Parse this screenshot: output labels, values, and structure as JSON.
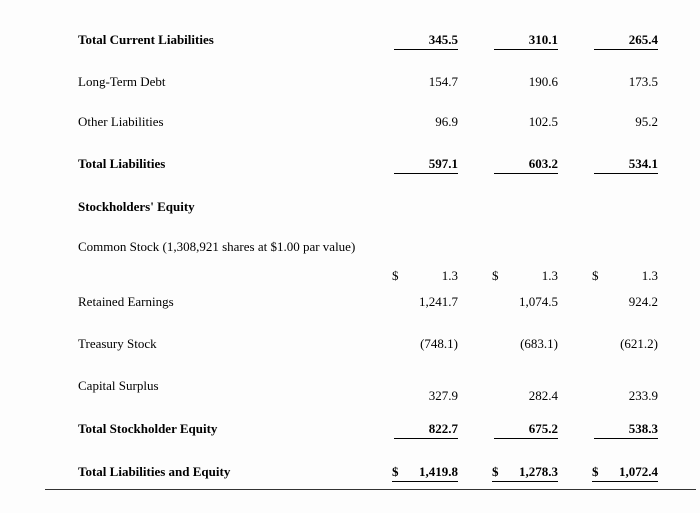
{
  "document": {
    "rows": [
      {
        "label": "Total Current Liabilities",
        "values": [
          "345.5",
          "310.1",
          "265.4"
        ]
      },
      {
        "label": "Long-Term Debt",
        "values": [
          "154.7",
          "190.6",
          "173.5"
        ]
      },
      {
        "label": "Other Liabilities",
        "values": [
          "96.9",
          "102.5",
          "95.2"
        ]
      },
      {
        "label": "Total Liabilities",
        "values": [
          "597.1",
          "603.2",
          "534.1"
        ]
      },
      {
        "label": "Stockholders' Equity",
        "values": []
      },
      {
        "label": "Common Stock (1,308,921 shares at $1.00 par value)",
        "values": []
      },
      {
        "label": "",
        "currency": "$",
        "values": [
          "1.3",
          "1.3",
          "1.3"
        ]
      },
      {
        "label": "Retained Earnings",
        "values": [
          "1,241.7",
          "1,074.5",
          "924.2"
        ]
      },
      {
        "label": "Treasury Stock",
        "values": [
          "(748.1)",
          "(683.1)",
          "(621.2)"
        ]
      },
      {
        "label": "Capital Surplus",
        "values": [
          "327.9",
          "282.4",
          "233.9"
        ]
      },
      {
        "label": "Total Stockholder Equity",
        "values": [
          "822.7",
          "675.2",
          "538.3"
        ]
      },
      {
        "label": "Total Liabilities and Equity",
        "currency": "$",
        "values": [
          "1,419.8",
          "1,278.3",
          "1,072.4"
        ]
      }
    ]
  }
}
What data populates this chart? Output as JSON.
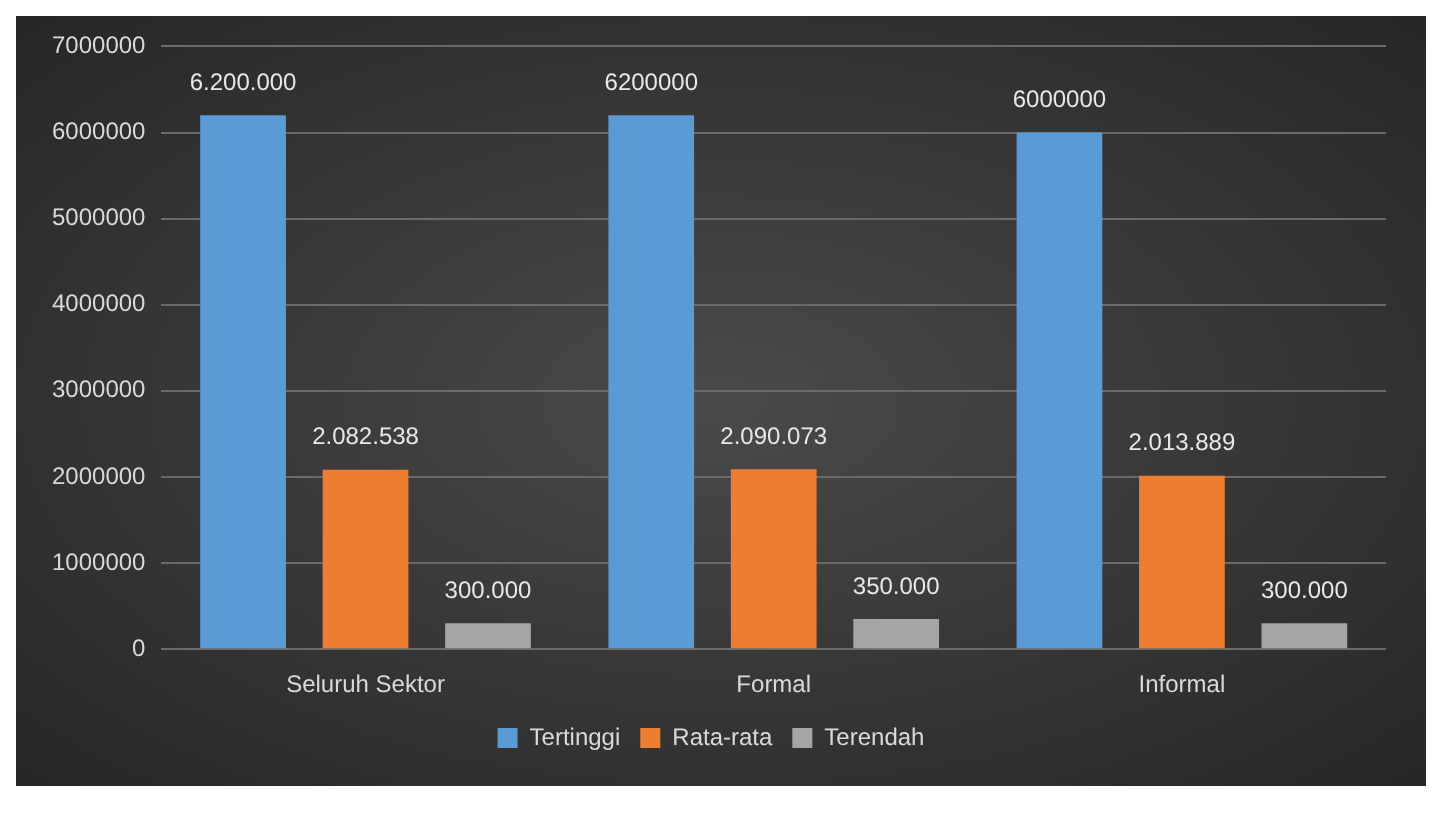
===
- **EXERCISE GOAL**
What is the number of lines in the listing that contain the string "Total"? Reply with that number alone.

- **SOLUTION FOR THIS EXERCISE**
4